▸ **Task directions**
Return every line below as is, leaving out the pictures.
▼
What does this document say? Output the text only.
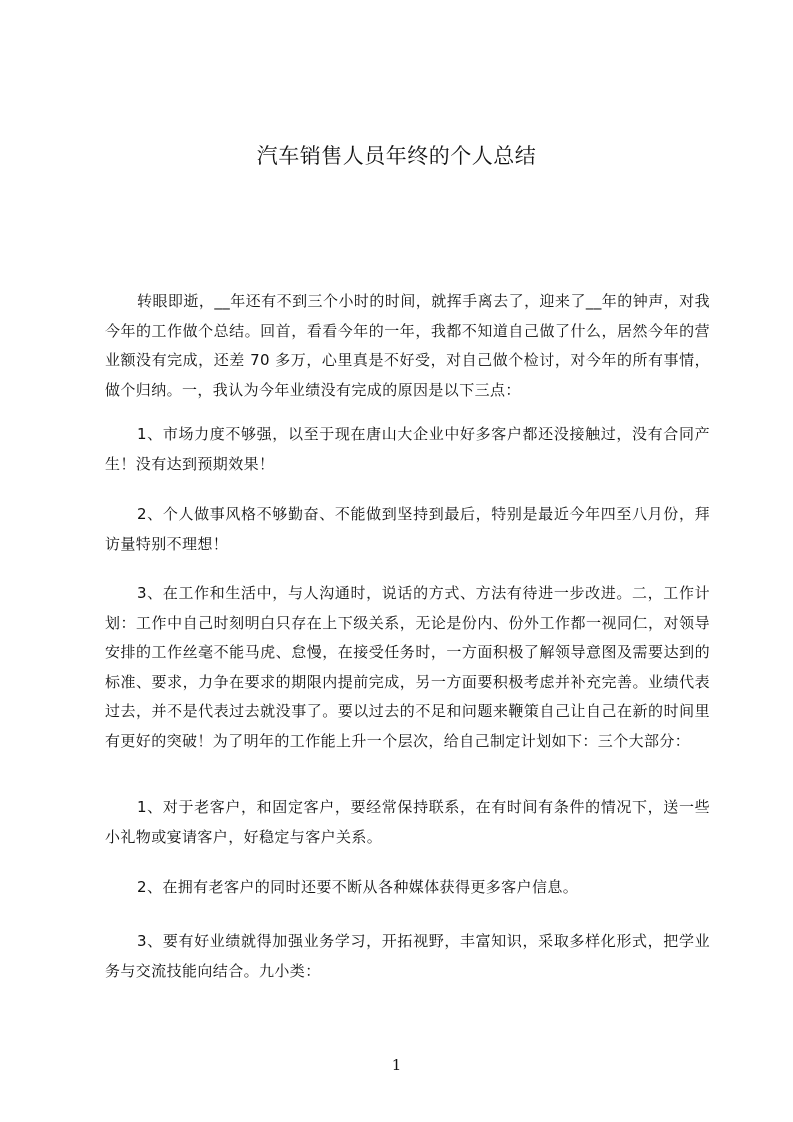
汽车销售人员年终的个人总结

转眼即逝，__年还有不到三个小时的时间，就挥手离去了，迎来了__年的钟声，对我今年的工作做个总结。回首，看看今年的一年，我都不知道自己做了什么，居然今年的营业额没有完成，还差 70 多万，心里真是不好受，对自己做个检讨，对今年的所有事情，做个归纳。一，我认为今年业绩没有完成的原因是以下三点：

1、市场力度不够强，以至于现在唐山大企业中好多客户都还没接触过，没有合同产生！没有达到预期效果！

2、个人做事风格不够勤奋、不能做到坚持到最后，特别是最近今年四至八月份，拜访量特别不理想！

3、在工作和生活中，与人沟通时，说话的方式、方法有待进一步改进。二，工作计划：工作中自己时刻明白只存在上下级关系，无论是份内、份外工作都一视同仁，对领导安排的工作丝毫不能马虎、怠慢，在接受任务时，一方面积极了解领导意图及需要达到的标准、要求，力争在要求的期限内提前完成，另一方面要积极考虑并补充完善。业绩代表过去，并不是代表过去就没事了。要以过去的不足和问题来鞭策自己让自己在新的时间里有更好的突破！为了明年的工作能上升一个层次，给自己制定计划如下：三个大部分：

1、对于老客户，和固定客户，要经常保持联系，在有时间有条件的情况下，送一些小礼物或宴请客户，好稳定与客户关系。

2、在拥有老客户的同时还要不断从各种媒体获得更多客户信息。

3、要有好业绩就得加强业务学习，开拓视野，丰富知识，采取多样化形式，把学业务与交流技能向结合。九小类：

1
▲
▸ **Reply to the task**
What does this document say? Output the text only.
汽车销售人员年终的个人总结

转眼即逝，__年还有不到三个小时的时间，就挥手离去了，迎来了__年的钟声，对我今年的工作做个总结。回首，看看今年的一年，我都不知道自己做了什么，居然今年的营业额没有完成，还差 70 多万，心里真是不好受，对自己做个检讨，对今年的所有事情，做个归纳。一，我认为今年业绩没有完成的原因是以下三点：

1、市场力度不够强，以至于现在唐山大企业中好多客户都还没接触过，没有合同产生！没有达到预期效果！

2、个人做事风格不够勤奋、不能做到坚持到最后，特别是最近今年四至八月份，拜访量特别不理想！

3、在工作和生活中，与人沟通时，说话的方式、方法有待进一步改进。二，工作计划：工作中自己时刻明白只存在上下级关系，无论是份内、份外工作都一视同仁，对领导安排的工作丝毫不能马虎、怠慢，在接受任务时，一方面积极了解领导意图及需要达到的标准、要求，力争在要求的期限内提前完成，另一方面要积极考虑并补充完善。业绩代表过去，并不是代表过去就没事了。要以过去的不足和问题来鞭策自己让自己在新的时间里有更好的突破！为了明年的工作能上升一个层次，给自己制定计划如下：三个大部分：

1、对于老客户，和固定客户，要经常保持联系，在有时间有条件的情况下，送一些小礼物或宴请客户，好稳定与客户关系。

2、在拥有老客户的同时还要不断从各种媒体获得更多客户信息。

3、要有好业绩就得加强业务学习，开拓视野，丰富知识，采取多样化形式，把学业务与交流技能向结合。九小类：

1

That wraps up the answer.